[START]

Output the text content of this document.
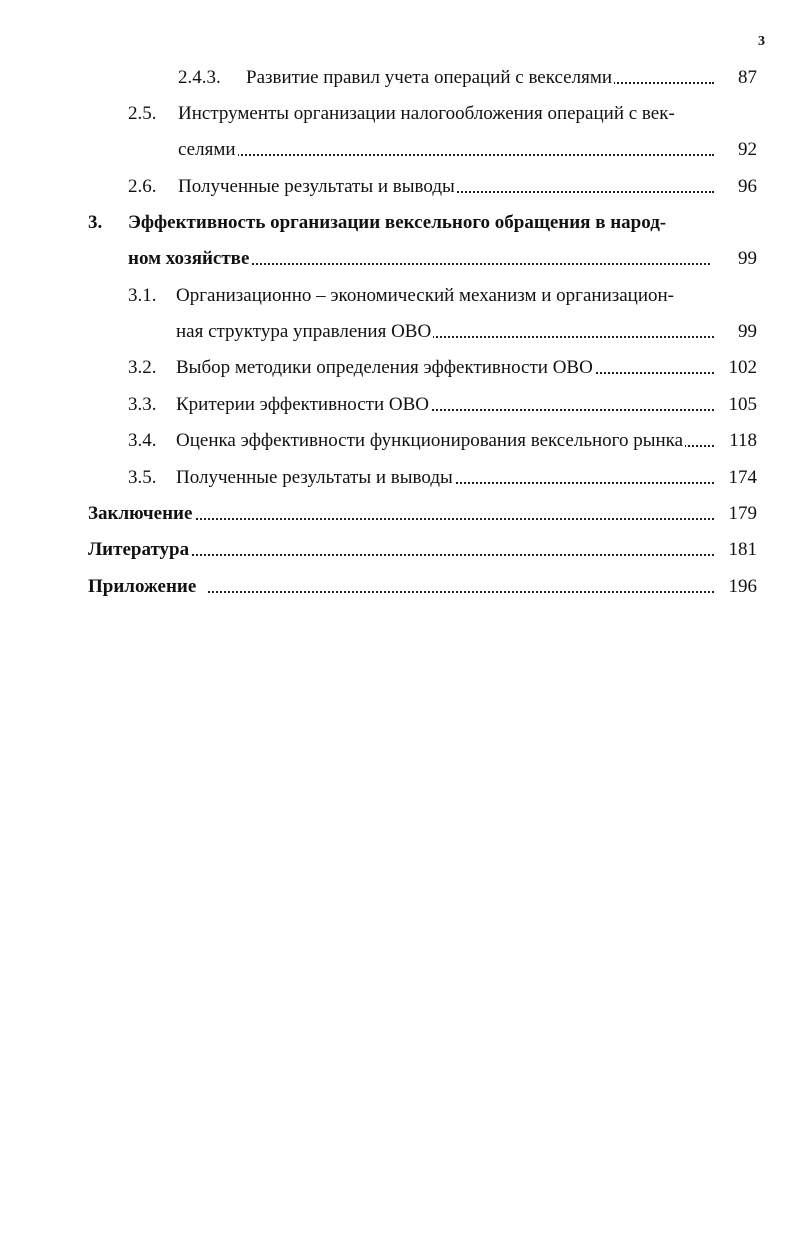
3
2.4.3. Развитие правил учета операций с векселями	87
2.5. Инструменты организации налогообложения операций с век-
селями	92
2.6. Полученные результаты и выводы	96
3. Эффективность организации вексельного обращения в народ-
ном хозяйстве	99
3.1. Организационно – экономический механизм и организацион-
ная структура управления ОВО	99
3.2. Выбор методики определения эффективности ОВО	102
3.3. Критерии эффективности ОВО	105
3.4. Оценка эффективности функционирования вексельного рынка	118
3.5. Полученные результаты и выводы	174
Заключение	179
Литература	181
Приложение	196
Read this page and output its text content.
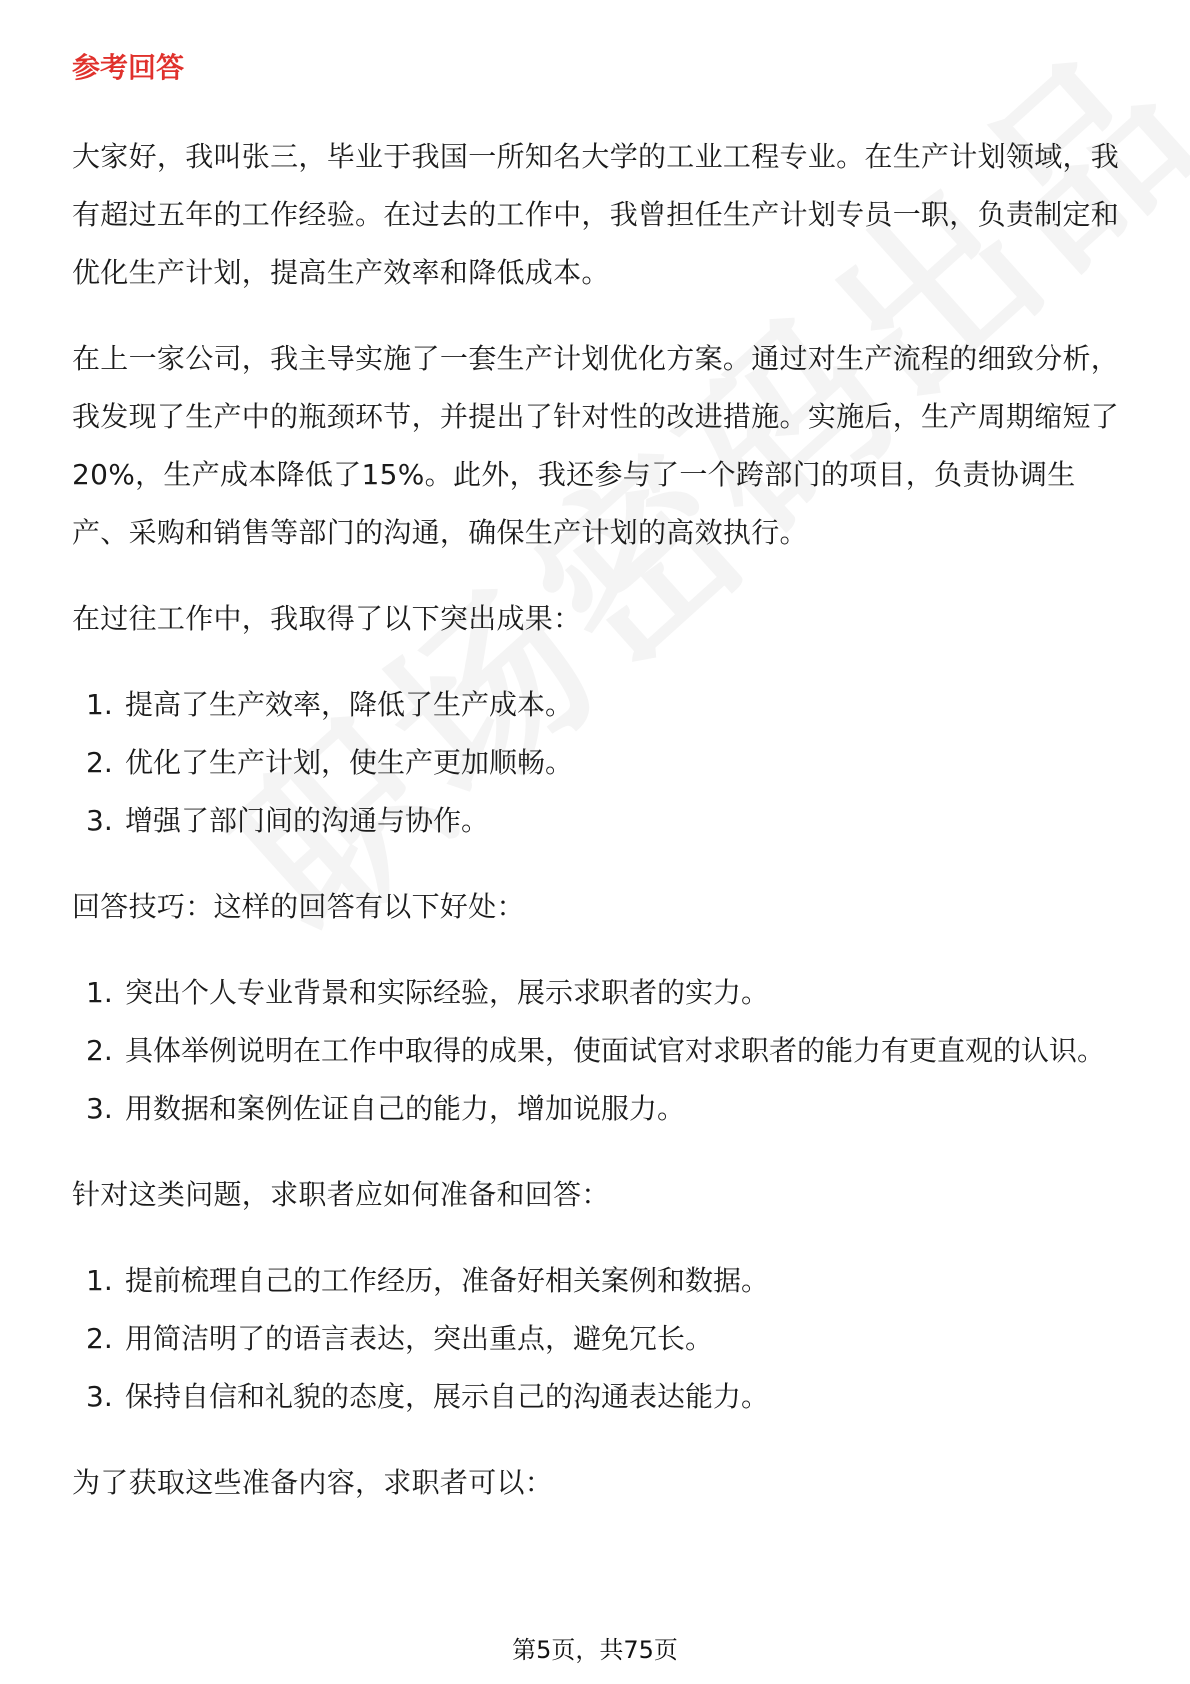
参考回答

大家好，我叫张三，毕业于我国一所知名大学的工业工程专业。在生产计划领域，我有超过五年的工作经验。在过去的工作中，我曾担任生产计划专员一职，负责制定和优化生产计划，提高生产效率和降低成本。

在上一家公司，我主导实施了一套生产计划优化方案。通过对生产流程的细致分析，我发现了生产中的瓶颈环节，并提出了针对性的改进措施。实施后，生产周期缩短了20%，生产成本降低了15%。此外，我还参与了一个跨部门的项目，负责协调生产、采购和销售等部门的沟通，确保生产计划的高效执行。

在过往工作中，我取得了以下突出成果：

1. 提高了生产效率，降低了生产成本。
2. 优化了生产计划，使生产更加顺畅。
3. 增强了部门间的沟通与协作。

回答技巧：这样的回答有以下好处：

1. 突出个人专业背景和实际经验，展示求职者的实力。
2. 具体举例说明在工作中取得的成果，使面试官对求职者的能力有更直观的认识。
3. 用数据和案例佐证自己的能力，增加说服力。

针对这类问题，求职者应如何准备和回答：

1. 提前梳理自己的工作经历，准备好相关案例和数据。
2. 用简洁明了的语言表达，突出重点，避免冗长。
3. 保持自信和礼貌的态度，展示自己的沟通表达能力。

为了获取这些准备内容，求职者可以：

第5页，共75页
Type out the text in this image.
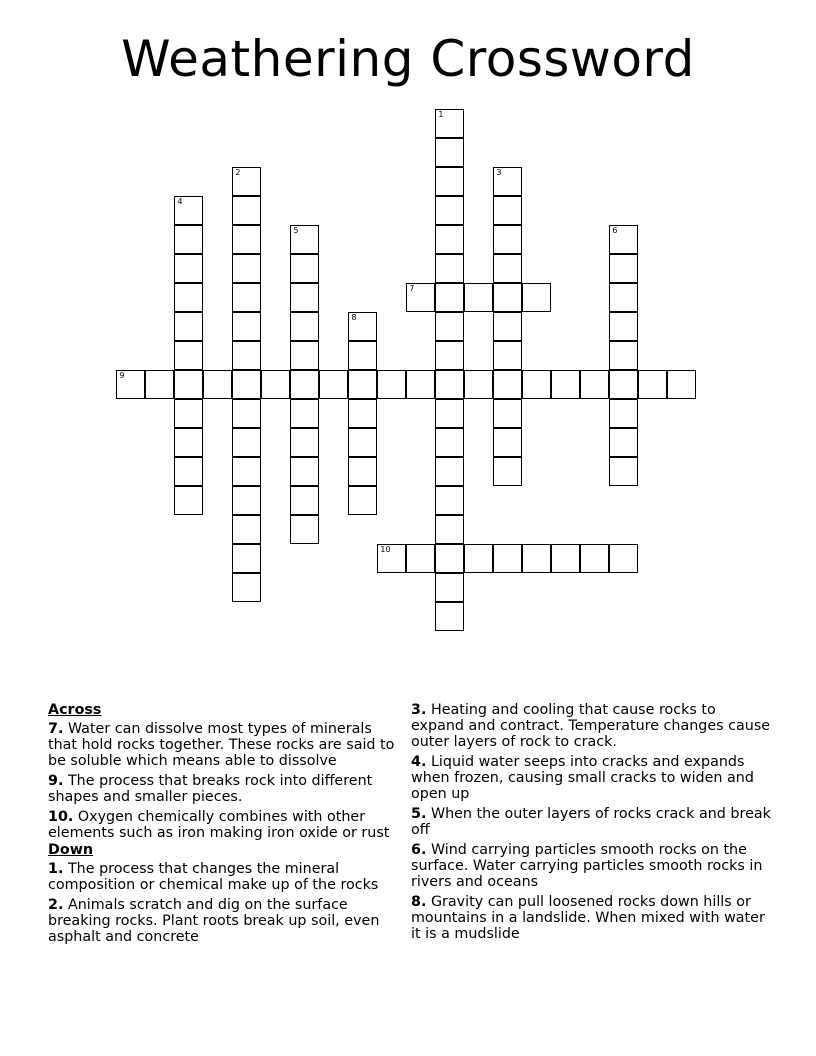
Weathering Crossword
1
2	3
4
5	6
7
8
9
10
Across
7. Water can dissolve most types of minerals that hold rocks together. These rocks are said to be soluble which means able to dissolve
9. The process that breaks rock into different shapes and smaller pieces.
10. Oxygen chemically combines with other elements such as iron making iron oxide or rust
Down
1. The process that changes the mineral composition or chemical make up of the rocks
2. Animals scratch and dig on the surface breaking rocks. Plant roots break up soil, even asphalt and concrete
3. Heating and cooling that cause rocks to expand and contract. Temperature changes cause outer layers of rock to crack.
4. Liquid water seeps into cracks and expands when frozen, causing small cracks to widen and open up
5. When the outer layers of rocks crack and break off
6. Wind carrying particles smooth rocks on the surface. Water carrying particles smooth rocks in rivers and oceans
8. Gravity can pull loosened rocks down hills or mountains in a landslide. When mixed with water it is a mudslide
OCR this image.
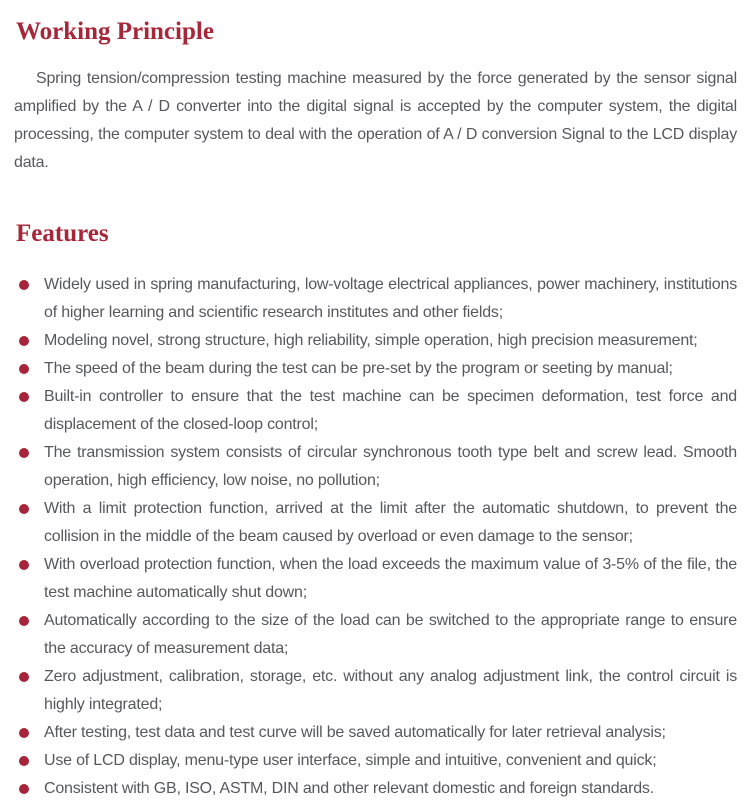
Working Principle

Spring tension/compression testing machine measured by the force generated by the sensor signal amplified by the A / D converter into the digital signal is accepted by the computer system, the digital processing, the computer system to deal with the operation of A / D conversion Signal to the LCD display data.

Features
Widely used in spring manufacturing, low-voltage electrical appliances, power machinery, institutions of higher learning and scientific research institutes and other fields;
Modeling novel, strong structure, high reliability, simple operation, high precision measurement;
The speed of the beam during the test can be pre-set by the program or seeting by manual;
Built-in controller to ensure that the test machine can be specimen deformation, test force and displacement of the closed-loop control;
The transmission system consists of circular synchronous tooth type belt and screw lead. Smooth operation, high efficiency, low noise, no pollution;
With a limit protection function, arrived at the limit after the automatic shutdown, to prevent the collision in the middle of the beam caused by overload or even damage to the sensor;
With overload protection function, when the load exceeds the maximum value of 3-5% of the file, the test machine automatically shut down;
Automatically according to the size of the load can be switched to the appropriate range to ensure the accuracy of measurement data;
Zero adjustment, calibration, storage, etc. without any analog adjustment link, the control circuit is highly integrated;
After testing, test data and test curve will be saved automatically for later retrieval analysis;
Use of LCD display, menu-type user interface, simple and intuitive, convenient and quick;
Consistent with GB, ISO, ASTM, DIN and other relevant domestic and foreign standards.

[END]

=== PROBLEM DESCRIPTION ===
From the entries above, extract every line where the word "overload" appears.

=== RESPONSE TO THE EXERCISE ===
With a limit protection function, arrived at the limit after the automatic shutdown, to prevent the collision in the middle of the beam caused by overload or even damage to the sensor;
With overload protection function, when the load exceeds the maximum value of 3-5% of the file, the test machine automatically shut down;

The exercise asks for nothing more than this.